EXERCISE TASK:
Look through the lines below and extract any with the word "JSON".

[Entries from a dataset]
+ + + +
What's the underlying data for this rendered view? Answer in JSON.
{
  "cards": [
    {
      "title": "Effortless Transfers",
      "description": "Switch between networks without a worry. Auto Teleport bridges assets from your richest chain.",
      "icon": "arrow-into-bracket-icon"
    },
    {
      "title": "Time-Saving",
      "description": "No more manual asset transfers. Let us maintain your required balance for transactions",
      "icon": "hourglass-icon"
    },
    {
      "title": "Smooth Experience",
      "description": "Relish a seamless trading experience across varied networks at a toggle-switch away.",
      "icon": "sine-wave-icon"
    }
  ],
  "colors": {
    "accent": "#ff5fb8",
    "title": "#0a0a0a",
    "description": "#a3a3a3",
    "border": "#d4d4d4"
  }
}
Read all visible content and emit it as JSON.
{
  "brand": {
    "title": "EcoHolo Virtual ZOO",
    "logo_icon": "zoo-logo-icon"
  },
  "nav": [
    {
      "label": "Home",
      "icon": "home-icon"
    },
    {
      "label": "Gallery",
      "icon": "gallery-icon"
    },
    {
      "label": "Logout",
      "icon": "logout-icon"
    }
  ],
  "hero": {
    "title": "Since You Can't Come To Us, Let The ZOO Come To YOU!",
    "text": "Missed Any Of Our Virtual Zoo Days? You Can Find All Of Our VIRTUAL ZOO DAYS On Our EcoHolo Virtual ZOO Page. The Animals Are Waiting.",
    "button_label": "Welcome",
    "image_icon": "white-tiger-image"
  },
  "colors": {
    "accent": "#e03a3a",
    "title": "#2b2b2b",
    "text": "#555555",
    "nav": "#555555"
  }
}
+ + + +
SOLUTION:
What's the underlying data for this rendered view? Answer in JSON.
Read all visible content and emit it as JSON.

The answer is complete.